--- START DATA ENTRIES ---
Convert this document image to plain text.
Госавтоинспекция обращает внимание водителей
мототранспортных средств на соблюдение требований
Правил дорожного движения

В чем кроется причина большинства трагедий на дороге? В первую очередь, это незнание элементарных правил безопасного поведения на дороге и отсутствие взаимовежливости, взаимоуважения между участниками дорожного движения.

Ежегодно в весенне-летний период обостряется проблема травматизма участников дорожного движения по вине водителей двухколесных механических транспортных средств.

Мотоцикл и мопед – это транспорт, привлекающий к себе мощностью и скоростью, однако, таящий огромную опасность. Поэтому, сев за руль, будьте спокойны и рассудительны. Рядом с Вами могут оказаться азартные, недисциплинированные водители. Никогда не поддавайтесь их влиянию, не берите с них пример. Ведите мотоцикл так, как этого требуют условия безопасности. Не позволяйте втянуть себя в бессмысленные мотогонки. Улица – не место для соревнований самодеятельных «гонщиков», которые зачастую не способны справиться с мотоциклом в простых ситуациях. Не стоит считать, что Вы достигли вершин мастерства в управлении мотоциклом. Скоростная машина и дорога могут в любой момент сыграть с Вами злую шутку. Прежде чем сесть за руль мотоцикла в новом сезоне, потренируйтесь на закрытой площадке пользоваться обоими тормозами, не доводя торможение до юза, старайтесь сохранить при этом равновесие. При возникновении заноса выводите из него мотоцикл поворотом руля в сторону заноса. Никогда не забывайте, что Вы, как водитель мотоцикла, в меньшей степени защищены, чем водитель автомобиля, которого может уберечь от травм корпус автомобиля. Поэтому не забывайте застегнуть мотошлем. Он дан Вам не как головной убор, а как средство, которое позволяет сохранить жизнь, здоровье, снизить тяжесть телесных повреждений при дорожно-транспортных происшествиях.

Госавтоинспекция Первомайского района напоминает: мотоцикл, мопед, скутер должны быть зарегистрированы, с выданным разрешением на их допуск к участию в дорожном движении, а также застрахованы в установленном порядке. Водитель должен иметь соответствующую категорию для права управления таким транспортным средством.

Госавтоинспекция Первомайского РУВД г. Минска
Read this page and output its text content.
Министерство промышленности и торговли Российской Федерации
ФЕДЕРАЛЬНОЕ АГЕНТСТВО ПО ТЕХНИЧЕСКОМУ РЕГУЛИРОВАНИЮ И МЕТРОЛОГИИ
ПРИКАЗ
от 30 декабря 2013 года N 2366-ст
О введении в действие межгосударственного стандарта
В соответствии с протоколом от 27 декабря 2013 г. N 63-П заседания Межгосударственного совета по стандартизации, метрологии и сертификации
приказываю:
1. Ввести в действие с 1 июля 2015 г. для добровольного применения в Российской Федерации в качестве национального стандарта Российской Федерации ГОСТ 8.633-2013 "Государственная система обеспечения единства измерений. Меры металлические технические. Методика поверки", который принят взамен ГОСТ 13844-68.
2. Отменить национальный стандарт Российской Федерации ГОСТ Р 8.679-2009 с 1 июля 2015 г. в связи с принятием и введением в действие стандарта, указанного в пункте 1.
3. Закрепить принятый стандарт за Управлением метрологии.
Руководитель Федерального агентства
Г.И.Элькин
--- END DATA ENTRIES ---
_WRITTEN PROBLEM_.
In the entries above, find every line holding the word "декабря" and copy it out.

_COMPLETED TASK_.
от 30 декабря 2013 года N 2366-ст
В соответствии с протоколом от 27 декабря 2013 г. N 63-П заседания Межгосударственного совета по стандартизации, метрологии и сертификации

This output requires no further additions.